[Start of Records for processing]

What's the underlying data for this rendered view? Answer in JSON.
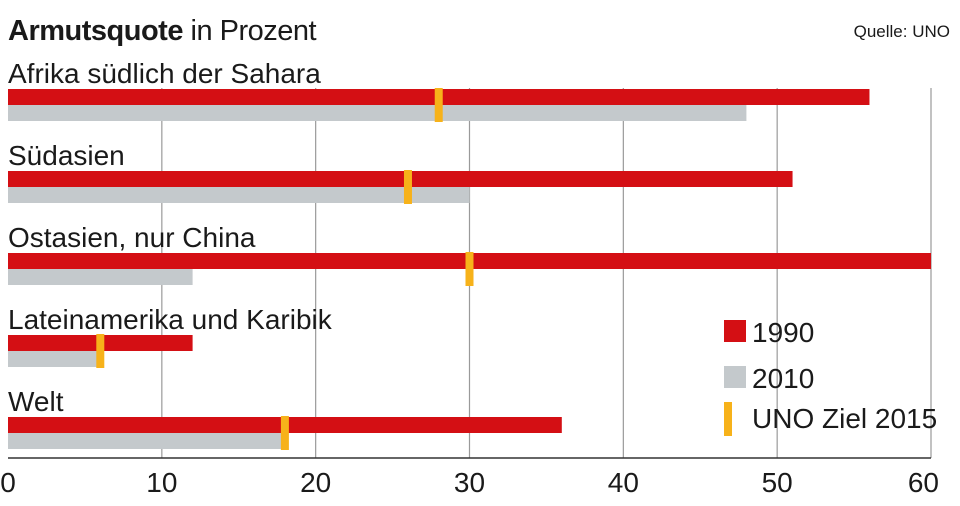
{
  "header": {
    "title_bold": "Armutsquote",
    "title_rest": " in Prozent",
    "source": "Quelle: UNO"
  },
  "colors": {
    "series_1990": "#d40f14",
    "series_2010": "#c4c9cc",
    "target": "#f7b21a",
    "grid": "#9a9a9a"
  },
  "chart_data": {
    "type": "bar",
    "orientation": "horizontal",
    "title": "Armutsquote in Prozent",
    "categories": [
      "Afrika südlich der Sahara",
      "Südasien",
      "Ostasien, nur China",
      "Lateinamerika und Karibik",
      "Welt"
    ],
    "series": [
      {
        "name": "1990",
        "values": [
          56,
          51,
          60,
          12,
          36
        ]
      },
      {
        "name": "2010",
        "values": [
          48,
          30,
          12,
          6,
          18
        ]
      }
    ],
    "target": {
      "name": "UNO Ziel 2015",
      "values": [
        28,
        26,
        30,
        6,
        18
      ]
    },
    "xlim": [
      0,
      60
    ],
    "xticks": [
      0,
      10,
      20,
      30,
      40,
      50,
      60
    ],
    "grid": true,
    "legend_position": "bottom-right"
  }
}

[End of Records for processing]

Copy out each line exactly, without the pictures.

What's the underlying data for this rendered view? Answer in JSON.
{
  "header": {
    "title_bold": "Armutsquote",
    "title_rest": " in Prozent",
    "source": "Quelle: UNO"
  },
  "colors": {
    "series_1990": "#d40f14",
    "series_2010": "#c4c9cc",
    "target": "#f7b21a",
    "grid": "#9a9a9a"
  },
  "chart_data": {
    "type": "bar",
    "orientation": "horizontal",
    "title": "Armutsquote in Prozent",
    "categories": [
      "Afrika südlich der Sahara",
      "Südasien",
      "Ostasien, nur China",
      "Lateinamerika und Karibik",
      "Welt"
    ],
    "series": [
      {
        "name": "1990",
        "values": [
          56,
          51,
          60,
          12,
          36
        ]
      },
      {
        "name": "2010",
        "values": [
          48,
          30,
          12,
          6,
          18
        ]
      }
    ],
    "target": {
      "name": "UNO Ziel 2015",
      "values": [
        28,
        26,
        30,
        6,
        18
      ]
    },
    "xlim": [
      0,
      60
    ],
    "xticks": [
      0,
      10,
      20,
      30,
      40,
      50,
      60
    ],
    "grid": true,
    "legend_position": "bottom-right"
  }
}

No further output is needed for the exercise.